## BEGIN Document passage

Landslide inventory map of the upper Sinni River valley, Southern Italy^†

^†The research was conducted here

Abstract

In this paper, we present a geomorphological landslide inventory map for an intermountain catchment in the southern Italian Apennines. The study area is seismically active, and it is characterized by high uplift rates produced by Quaternary tectonics. A total of 531 landslides of different types, relative age, and sizes, including some kilometer-scale relict landslides were mapped through the visual interpretation of 1:33,000-scale stereoscopic aerial photographs, and dedicated field surveys. Analysis of the inventory map revealed that recent landslides consist chiefly of reactivations of older landslides, and of the new landslides formed in pre-existing landslide deposits, triggered primarily by intense rainfall events, or prolonged rainfall periods. We expect that the inventory will be used for the evaluation of landslide susceptibility and hazard in the area, and to investigate the long-term geomorphological evolution of a portion of the southern Apennines.

## END Document passage
## BEGIN Extracted entries

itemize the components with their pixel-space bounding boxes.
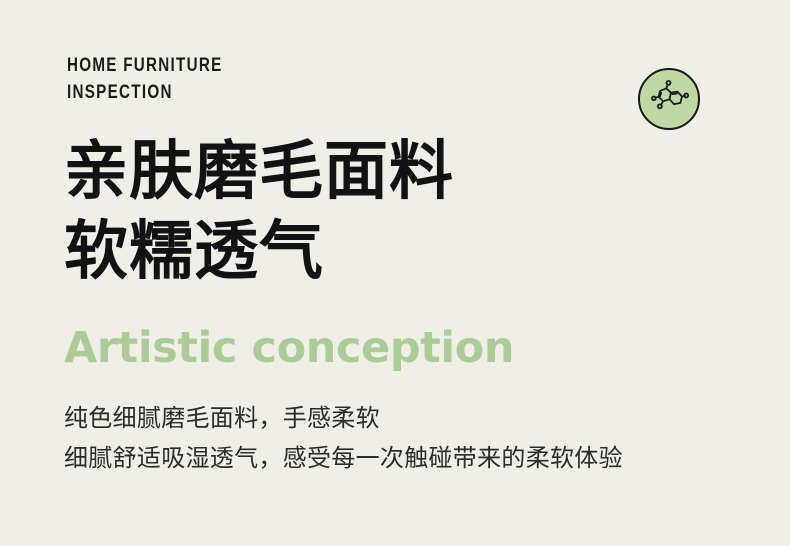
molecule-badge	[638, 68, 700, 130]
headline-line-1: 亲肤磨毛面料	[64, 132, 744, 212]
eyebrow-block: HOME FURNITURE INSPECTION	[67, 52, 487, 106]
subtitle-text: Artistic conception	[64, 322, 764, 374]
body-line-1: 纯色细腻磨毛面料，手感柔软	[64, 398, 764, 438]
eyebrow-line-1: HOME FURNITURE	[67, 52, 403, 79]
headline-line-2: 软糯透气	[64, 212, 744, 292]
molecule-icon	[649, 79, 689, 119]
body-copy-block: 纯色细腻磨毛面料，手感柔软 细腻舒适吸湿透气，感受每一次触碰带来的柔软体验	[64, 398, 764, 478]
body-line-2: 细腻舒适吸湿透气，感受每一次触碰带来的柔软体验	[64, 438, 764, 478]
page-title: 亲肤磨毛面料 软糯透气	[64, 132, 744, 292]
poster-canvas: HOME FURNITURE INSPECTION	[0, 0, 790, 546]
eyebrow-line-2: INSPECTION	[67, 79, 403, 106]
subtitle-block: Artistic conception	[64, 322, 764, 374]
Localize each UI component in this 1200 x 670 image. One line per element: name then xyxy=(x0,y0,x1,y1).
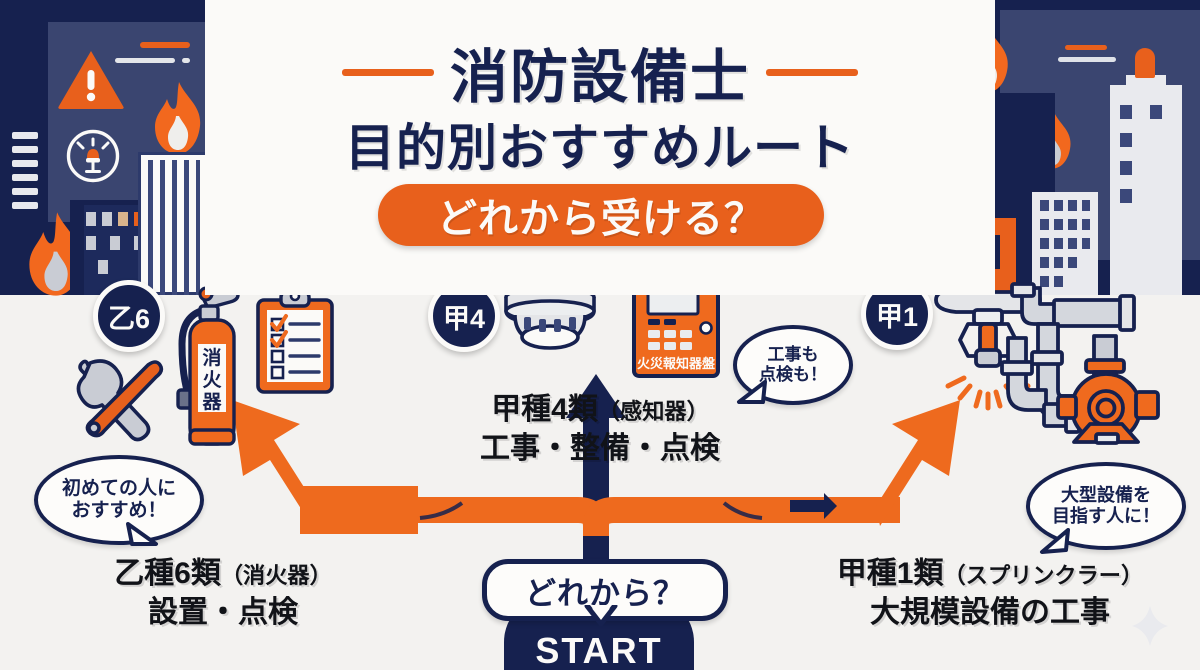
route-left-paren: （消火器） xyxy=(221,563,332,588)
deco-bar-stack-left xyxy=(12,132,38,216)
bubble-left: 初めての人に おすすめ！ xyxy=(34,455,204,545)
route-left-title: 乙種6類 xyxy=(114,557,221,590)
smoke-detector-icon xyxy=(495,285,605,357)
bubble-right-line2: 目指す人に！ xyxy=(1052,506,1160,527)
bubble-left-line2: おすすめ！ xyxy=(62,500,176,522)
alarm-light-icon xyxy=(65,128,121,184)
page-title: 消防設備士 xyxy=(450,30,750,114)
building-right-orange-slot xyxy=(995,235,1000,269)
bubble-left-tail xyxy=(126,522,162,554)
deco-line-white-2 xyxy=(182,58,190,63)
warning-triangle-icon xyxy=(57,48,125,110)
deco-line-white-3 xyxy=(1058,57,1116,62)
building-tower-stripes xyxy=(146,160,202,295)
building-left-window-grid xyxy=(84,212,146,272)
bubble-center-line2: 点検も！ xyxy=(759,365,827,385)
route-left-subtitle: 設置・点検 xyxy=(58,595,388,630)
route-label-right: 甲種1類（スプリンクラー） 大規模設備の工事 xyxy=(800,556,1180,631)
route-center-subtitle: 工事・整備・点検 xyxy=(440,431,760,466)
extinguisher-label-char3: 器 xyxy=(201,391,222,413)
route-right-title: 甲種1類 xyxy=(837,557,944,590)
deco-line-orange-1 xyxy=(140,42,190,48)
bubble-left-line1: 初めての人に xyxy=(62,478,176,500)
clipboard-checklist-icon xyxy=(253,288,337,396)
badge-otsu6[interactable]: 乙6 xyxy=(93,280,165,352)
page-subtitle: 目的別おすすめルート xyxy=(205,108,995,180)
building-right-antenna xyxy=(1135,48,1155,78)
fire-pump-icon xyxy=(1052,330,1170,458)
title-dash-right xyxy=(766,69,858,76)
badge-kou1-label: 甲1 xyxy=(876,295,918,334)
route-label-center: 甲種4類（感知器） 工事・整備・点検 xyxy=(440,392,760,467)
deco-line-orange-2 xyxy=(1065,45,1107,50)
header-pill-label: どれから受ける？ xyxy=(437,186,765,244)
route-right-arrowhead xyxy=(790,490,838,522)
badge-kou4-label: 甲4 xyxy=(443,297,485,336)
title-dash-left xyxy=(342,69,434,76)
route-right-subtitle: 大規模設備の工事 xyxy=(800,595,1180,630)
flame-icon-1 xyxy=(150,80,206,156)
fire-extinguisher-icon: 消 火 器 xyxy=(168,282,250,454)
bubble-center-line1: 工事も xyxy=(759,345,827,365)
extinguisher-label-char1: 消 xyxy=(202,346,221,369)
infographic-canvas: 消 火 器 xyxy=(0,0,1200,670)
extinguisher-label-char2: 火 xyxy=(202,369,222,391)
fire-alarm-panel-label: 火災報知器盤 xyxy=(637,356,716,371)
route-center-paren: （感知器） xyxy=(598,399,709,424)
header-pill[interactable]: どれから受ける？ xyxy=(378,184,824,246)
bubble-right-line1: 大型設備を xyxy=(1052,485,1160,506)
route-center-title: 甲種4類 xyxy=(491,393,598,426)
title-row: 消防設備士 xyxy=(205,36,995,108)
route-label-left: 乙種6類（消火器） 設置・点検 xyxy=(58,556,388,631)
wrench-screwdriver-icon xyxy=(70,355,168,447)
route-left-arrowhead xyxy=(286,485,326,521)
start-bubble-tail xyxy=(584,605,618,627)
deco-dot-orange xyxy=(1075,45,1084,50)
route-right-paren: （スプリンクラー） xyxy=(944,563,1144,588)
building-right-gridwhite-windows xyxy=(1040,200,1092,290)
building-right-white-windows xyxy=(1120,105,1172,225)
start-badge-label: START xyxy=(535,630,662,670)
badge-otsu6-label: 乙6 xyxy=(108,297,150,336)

## END Extracted entries
## BEGIN Extracted entries

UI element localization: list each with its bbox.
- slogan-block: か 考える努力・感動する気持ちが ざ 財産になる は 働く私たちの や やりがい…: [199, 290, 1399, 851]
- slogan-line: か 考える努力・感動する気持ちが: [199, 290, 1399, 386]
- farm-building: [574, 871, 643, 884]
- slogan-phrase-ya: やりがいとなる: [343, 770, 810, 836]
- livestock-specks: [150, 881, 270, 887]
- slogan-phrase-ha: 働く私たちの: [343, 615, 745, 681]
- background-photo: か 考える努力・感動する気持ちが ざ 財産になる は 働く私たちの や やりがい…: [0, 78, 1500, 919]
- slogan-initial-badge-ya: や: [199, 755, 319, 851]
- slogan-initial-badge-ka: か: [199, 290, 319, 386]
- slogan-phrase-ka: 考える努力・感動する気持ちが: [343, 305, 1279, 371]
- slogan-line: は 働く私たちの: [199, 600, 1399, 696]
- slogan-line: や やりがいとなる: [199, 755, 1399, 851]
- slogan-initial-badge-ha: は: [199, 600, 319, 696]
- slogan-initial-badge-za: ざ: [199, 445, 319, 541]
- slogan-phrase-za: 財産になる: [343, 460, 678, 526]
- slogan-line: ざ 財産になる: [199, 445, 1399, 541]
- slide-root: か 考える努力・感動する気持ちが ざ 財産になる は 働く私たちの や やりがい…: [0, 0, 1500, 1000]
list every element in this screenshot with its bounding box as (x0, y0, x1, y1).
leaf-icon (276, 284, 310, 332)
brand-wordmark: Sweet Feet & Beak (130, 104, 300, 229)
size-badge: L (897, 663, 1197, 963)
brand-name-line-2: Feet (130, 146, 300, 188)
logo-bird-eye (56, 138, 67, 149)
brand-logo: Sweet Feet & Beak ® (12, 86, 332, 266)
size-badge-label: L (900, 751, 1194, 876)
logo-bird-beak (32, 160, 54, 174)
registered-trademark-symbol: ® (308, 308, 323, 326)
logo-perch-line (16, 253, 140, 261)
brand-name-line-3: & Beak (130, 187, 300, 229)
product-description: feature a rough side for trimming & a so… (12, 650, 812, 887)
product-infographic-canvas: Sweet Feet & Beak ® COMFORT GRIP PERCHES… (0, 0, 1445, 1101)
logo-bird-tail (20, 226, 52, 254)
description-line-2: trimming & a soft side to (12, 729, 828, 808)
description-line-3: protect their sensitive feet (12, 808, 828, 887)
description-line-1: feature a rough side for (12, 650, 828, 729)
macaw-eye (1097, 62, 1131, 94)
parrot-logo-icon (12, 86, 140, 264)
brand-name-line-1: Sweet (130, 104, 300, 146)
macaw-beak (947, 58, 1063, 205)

## END Extracted entries
## BEGIN Extracted entries

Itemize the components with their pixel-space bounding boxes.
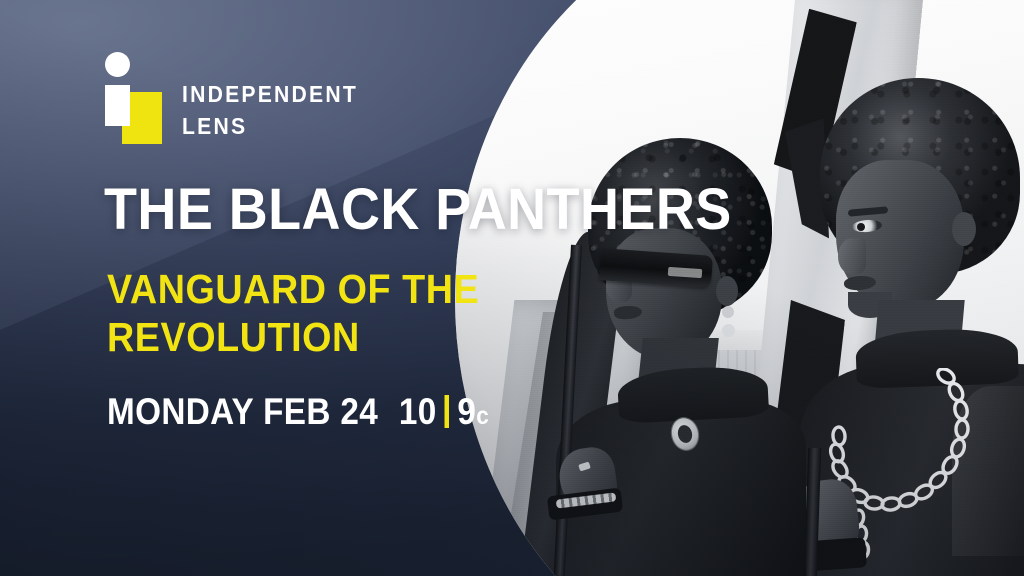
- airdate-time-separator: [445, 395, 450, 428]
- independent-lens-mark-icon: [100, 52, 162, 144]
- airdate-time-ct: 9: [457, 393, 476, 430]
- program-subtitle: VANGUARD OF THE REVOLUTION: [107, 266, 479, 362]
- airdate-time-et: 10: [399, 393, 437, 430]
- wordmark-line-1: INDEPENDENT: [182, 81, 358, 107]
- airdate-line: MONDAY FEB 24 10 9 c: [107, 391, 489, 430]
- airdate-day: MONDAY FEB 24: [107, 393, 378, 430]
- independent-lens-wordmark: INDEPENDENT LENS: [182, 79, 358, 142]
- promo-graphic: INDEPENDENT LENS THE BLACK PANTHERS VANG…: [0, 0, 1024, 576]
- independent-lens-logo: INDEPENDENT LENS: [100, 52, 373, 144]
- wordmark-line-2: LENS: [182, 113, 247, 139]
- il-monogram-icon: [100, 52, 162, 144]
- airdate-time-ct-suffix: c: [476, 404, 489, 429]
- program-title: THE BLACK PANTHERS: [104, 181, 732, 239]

## END Extracted entries

◆ Exercise tasks
A. How many landslides does the landslide inventory abstract say were mapped?
B. Pick up the landslide inventory paper after its abstract and keep writing.

◆ Replies
A. 531 landslides.

B.
Keywords:

• aerial photo-interpretation
• landslide inventory map
• upper Sinni River valley

1. Introduction

Landslide inventory maps document the extent and types of mass movements in an area (Guzzetti et al., 2012). Prepared at a range of scales, landslide inventory maps can cover areas ranging from a single slope to a large region (e.g., Cardinali, Antonini, Reichenbach, & Guzzetti, 2001), and examples exist of inventories compiled for an entire state (Cardinali, Guzzetti, & Brabb, 1990), nation (e.g., Trigila, Iadanza, & Spizzichino, 2010), or continent (Van Den Eeckhaut & Hervás, 2012). Inventory maps can be prepared using traditional methods and new techniques (Guzzetti et al., 2012). Traditional methods include field survey and the visual interpretation of stereoscopic aerial photographs (see e.g., Brunsden, 1993; Brardinoni, Slaymaker, & Hassan, 2003), and the collection of historical information on landslides and their consequences (e.g., Schuster, 1996). New techniques include the visual, semi-automatic, or automatic analysis of LiDAR-derived and optical satellite images (see e.g., Mondini et al., 2011; Van Den Eeckhaut, Kerle, Poesen, & Hervás, 2012; Razak, Santangelo, Van Westen, Straatsma, & de Jong, 2013). Other innovative techniques and data used for landslide mapping, include the use of synthetic aperture radar (SAR) data to map large landslides (Czuchlewsky, Weissel, & Kim, 2003; Singhroy, Mattar, & Gray, 1998), and as ancillary data to help geomorphologists characterize and monitor landslides (Farina, Colombo, Fumagalli, Marks, & Moretti, 2006; Singhroy & Molch, 2004). Landslide maps are important (i) to document the effect of a single landslide triggering event (i.e., landslide event inventory, Bucknam, et al., 2001; Chigira, Wu, Inokuchi, & Wang, 2010; Gorum et al., 2011; Harp & Jibson, 1995 among others), (ii) to collect information for the definition of landslide susceptibility, hazard, vulnerability, and risk (e.g., Bălteanu, Chendeşb, Simaa, & Enciua, 2010, van Westen, van Asch, & Soeters, 2006), (iii) to investigate morphogenetic processes in landscapes dominated by slope wasting phenomena (e.g., Hovius, Stark, & Allen, 1997), (iv) to determine landslide statistics (e.g., Malamud, Turcotte, Guzzetti, & Reichenbach, 2004), and (v) for erosion and ecological studies (e.g., Fiorucci et al., 2011).

In Italy, despite the presence of a comprehensive national landslide inventory, at 1:25,000 scale (Trigila et al., 2010), the need exists for accurate, large-scale (1:10,000 scale, or larger) landslide inventory maps. In this paper, we present a geomorphological landslide inventory map (Main Map) for an area in the upper Sinni River valley, southern Italy, where landslides of different types and sizes are abundant.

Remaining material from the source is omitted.